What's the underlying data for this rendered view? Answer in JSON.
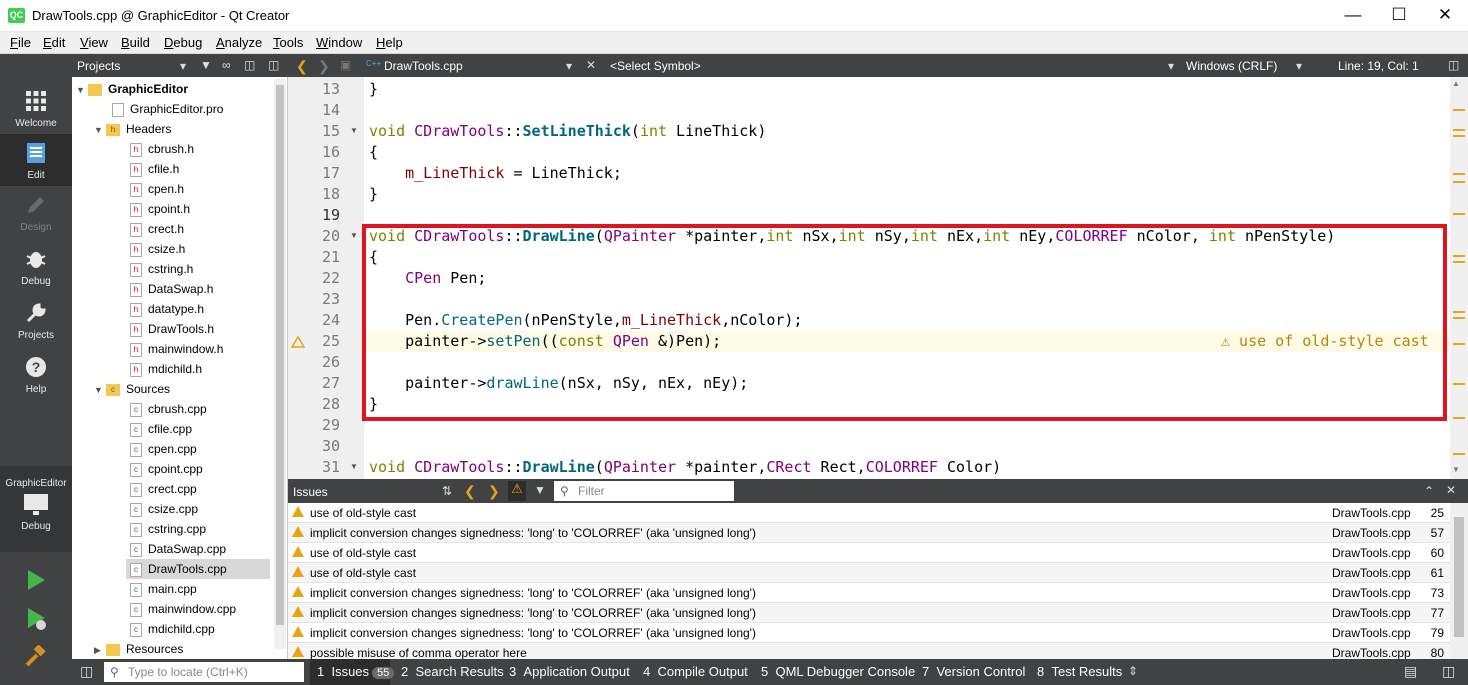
{
  "window": {
    "title": "DrawTools.cpp @ GraphicEditor - Qt Creator",
    "app_icon": "QC"
  },
  "menu": [
    "File",
    "Edit",
    "View",
    "Build",
    "Debug",
    "Analyze",
    "Tools",
    "Window",
    "Help"
  ],
  "modes": [
    {
      "label": "Welcome",
      "icon": "grid-icon"
    },
    {
      "label": "Edit",
      "icon": "document-icon",
      "active": true
    },
    {
      "label": "Design",
      "icon": "pencil-icon",
      "disabled": true
    },
    {
      "label": "Debug",
      "icon": "bug-icon"
    },
    {
      "label": "Projects",
      "icon": "wrench-icon"
    },
    {
      "label": "Help",
      "icon": "question-icon"
    }
  ],
  "kit": {
    "project": "GraphicEditor",
    "config": "Debug"
  },
  "projects_pane": {
    "title": "Projects"
  },
  "tree": {
    "root": "GraphicEditor",
    "pro": "GraphicEditor.pro",
    "headers_label": "Headers",
    "headers": [
      "cbrush.h",
      "cfile.h",
      "cpen.h",
      "cpoint.h",
      "crect.h",
      "csize.h",
      "cstring.h",
      "DataSwap.h",
      "datatype.h",
      "DrawTools.h",
      "mainwindow.h",
      "mdichild.h"
    ],
    "sources_label": "Sources",
    "sources": [
      "cbrush.cpp",
      "cfile.cpp",
      "cpen.cpp",
      "cpoint.cpp",
      "crect.cpp",
      "csize.cpp",
      "cstring.cpp",
      "DataSwap.cpp",
      "DrawTools.cpp",
      "main.cpp",
      "mainwindow.cpp",
      "mdichild.cpp"
    ],
    "resources_label": "Resources",
    "selected": "DrawTools.cpp"
  },
  "editor_toolbar": {
    "file": "DrawTools.cpp",
    "symbol": "<Select Symbol>",
    "line_ending": "Windows (CRLF)",
    "position": "Line: 19, Col: 1"
  },
  "code_lines": [
    "13",
    "14",
    "15",
    "16",
    "17",
    "18",
    "19",
    "20",
    "21",
    "22",
    "23",
    "24",
    "25",
    "26",
    "27",
    "28",
    "29",
    "30",
    "31"
  ],
  "code": {
    "l13": "}",
    "l15_void": "void ",
    "l15_cls": "CDrawTools",
    "l15_sep": "::",
    "l15_fn": "SetLineThick",
    "l15_a": "(",
    "l15_int": "int",
    "l15_b": " LineThick)",
    "l16": "{",
    "l17_mem": "m_LineThick",
    "l17_rest": " = LineThick;",
    "l18": "}",
    "l20_void": "void ",
    "l20_cls": "CDrawTools",
    "l20_sep": "::",
    "l20_fn": "DrawLine",
    "l20_a": "(",
    "l20_qp": "QPainter",
    "l20_b": " *painter,",
    "l20_i1": "int",
    "l20_c": " nSx,",
    "l20_i2": "int",
    "l20_d": " nSy,",
    "l20_i3": "int",
    "l20_e": " nEx,",
    "l20_i4": "int",
    "l20_f": " nEy,",
    "l20_cr": "COLORREF",
    "l20_g": " nColor, ",
    "l20_i5": "int",
    "l20_h": " nPenStyle)",
    "l21": "{",
    "l22_ty": "CPen",
    "l22_rest": " Pen;",
    "l24_a": "Pen.",
    "l24_fn": "CreatePen",
    "l24_b": "(nPenStyle,",
    "l24_mem": "m_LineThick",
    "l24_c": ",nColor);",
    "l25_a": "painter->",
    "l25_fn": "setPen",
    "l25_b": "((",
    "l25_kw": "const",
    "l25_sp": " ",
    "l25_ty": "QPen",
    "l25_c": " &)Pen);",
    "l25_warn": "⚠ use of old-style cast",
    "l27_a": "painter->",
    "l27_fn": "drawLine",
    "l27_b": "(nSx, nSy, nEx, nEy);",
    "l28": "}",
    "l31_void": "void ",
    "l31_cls": "CDrawTools",
    "l31_sep": "::",
    "l31_fn": "DrawLine",
    "l31_a": "(",
    "l31_qp": "QPainter",
    "l31_b": " *painter,",
    "l31_cr": "CRect",
    "l31_c": " Rect,",
    "l31_col": "COLORREF",
    "l31_d": " Color)"
  },
  "issues_pane": {
    "title": "Issues",
    "filter_placeholder": "Filter"
  },
  "issues": [
    {
      "text": "use of old-style cast",
      "file": "DrawTools.cpp",
      "line": "25"
    },
    {
      "text": "implicit conversion changes signedness: 'long' to 'COLORREF' (aka 'unsigned long')",
      "file": "DrawTools.cpp",
      "line": "57"
    },
    {
      "text": "use of old-style cast",
      "file": "DrawTools.cpp",
      "line": "60"
    },
    {
      "text": "use of old-style cast",
      "file": "DrawTools.cpp",
      "line": "61"
    },
    {
      "text": "implicit conversion changes signedness: 'long' to 'COLORREF' (aka 'unsigned long')",
      "file": "DrawTools.cpp",
      "line": "73"
    },
    {
      "text": "implicit conversion changes signedness: 'long' to 'COLORREF' (aka 'unsigned long')",
      "file": "DrawTools.cpp",
      "line": "77"
    },
    {
      "text": "implicit conversion changes signedness: 'long' to 'COLORREF' (aka 'unsigned long')",
      "file": "DrawTools.cpp",
      "line": "79"
    },
    {
      "text": "possible misuse of comma operator here",
      "file": "DrawTools.cpp",
      "line": "80"
    }
  ],
  "bottom": {
    "locate_placeholder": "Type to locate (Ctrl+K)",
    "tabs": [
      {
        "num": "1",
        "label": "Issues",
        "badge": "55"
      },
      {
        "num": "2",
        "label": "Search Results"
      },
      {
        "num": "3",
        "label": "Application Output"
      },
      {
        "num": "4",
        "label": "Compile Output"
      },
      {
        "num": "5",
        "label": "QML Debugger Console"
      },
      {
        "num": "7",
        "label": "Version Control"
      },
      {
        "num": "8",
        "label": "Test Results"
      }
    ]
  },
  "colors": {
    "highlight_box": "#e0141e",
    "warning": "#e8a317",
    "sidebar": "#404244"
  }
}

________

TASK TO CARRY OUT: Spot every line that holds "Results" and copy it.

EXERCISE RESPONSE:
        "label": "Search Results"
        "label": "Test Results"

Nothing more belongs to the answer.